Recorded data:
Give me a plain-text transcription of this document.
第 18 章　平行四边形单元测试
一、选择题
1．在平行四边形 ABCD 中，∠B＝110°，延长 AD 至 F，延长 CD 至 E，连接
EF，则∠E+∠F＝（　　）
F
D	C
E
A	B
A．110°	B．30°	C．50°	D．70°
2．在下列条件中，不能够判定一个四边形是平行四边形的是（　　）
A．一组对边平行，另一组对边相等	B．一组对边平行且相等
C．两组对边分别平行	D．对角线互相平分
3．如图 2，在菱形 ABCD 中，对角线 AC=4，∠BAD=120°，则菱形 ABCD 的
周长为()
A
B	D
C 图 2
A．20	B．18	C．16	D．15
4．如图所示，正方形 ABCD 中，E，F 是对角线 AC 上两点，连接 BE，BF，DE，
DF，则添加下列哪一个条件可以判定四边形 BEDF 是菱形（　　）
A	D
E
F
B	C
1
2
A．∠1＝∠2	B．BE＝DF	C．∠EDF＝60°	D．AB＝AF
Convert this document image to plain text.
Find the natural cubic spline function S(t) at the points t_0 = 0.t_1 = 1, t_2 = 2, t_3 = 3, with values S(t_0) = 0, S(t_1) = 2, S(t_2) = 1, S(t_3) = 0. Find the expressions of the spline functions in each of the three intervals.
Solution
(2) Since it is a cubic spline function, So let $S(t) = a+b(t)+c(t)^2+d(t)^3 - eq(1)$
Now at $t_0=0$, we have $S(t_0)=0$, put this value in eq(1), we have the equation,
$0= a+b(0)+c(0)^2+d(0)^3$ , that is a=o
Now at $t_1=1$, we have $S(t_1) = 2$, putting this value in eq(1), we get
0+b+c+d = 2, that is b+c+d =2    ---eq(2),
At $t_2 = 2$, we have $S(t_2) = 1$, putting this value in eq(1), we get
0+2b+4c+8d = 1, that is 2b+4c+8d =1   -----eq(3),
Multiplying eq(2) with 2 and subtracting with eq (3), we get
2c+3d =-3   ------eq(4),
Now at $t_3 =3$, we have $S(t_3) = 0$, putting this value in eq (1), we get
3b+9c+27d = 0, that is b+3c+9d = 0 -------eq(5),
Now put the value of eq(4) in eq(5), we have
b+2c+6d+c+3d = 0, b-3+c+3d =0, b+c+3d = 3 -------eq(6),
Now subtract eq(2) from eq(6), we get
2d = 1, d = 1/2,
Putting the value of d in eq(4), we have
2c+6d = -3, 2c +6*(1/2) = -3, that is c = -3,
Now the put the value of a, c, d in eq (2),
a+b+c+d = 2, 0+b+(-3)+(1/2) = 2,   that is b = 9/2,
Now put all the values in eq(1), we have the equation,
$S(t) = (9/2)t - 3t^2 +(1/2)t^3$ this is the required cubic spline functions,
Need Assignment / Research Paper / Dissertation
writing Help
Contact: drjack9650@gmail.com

Written request: Go through the listing above and locate each line that holds the word "values". Copy those lines.

Response:
Find the natural cubic spline function S(t) at the points t_0 = 0.t_1 = 1, t_2 = 2, t_3 = 3, with values S(t_0) = 0, S(t_1) = 2, S(t_2) = 1, S(t_3) = 0. Find the expressions of the spline functions in each of the three intervals.
Now put all the values in eq(1), we have the equation,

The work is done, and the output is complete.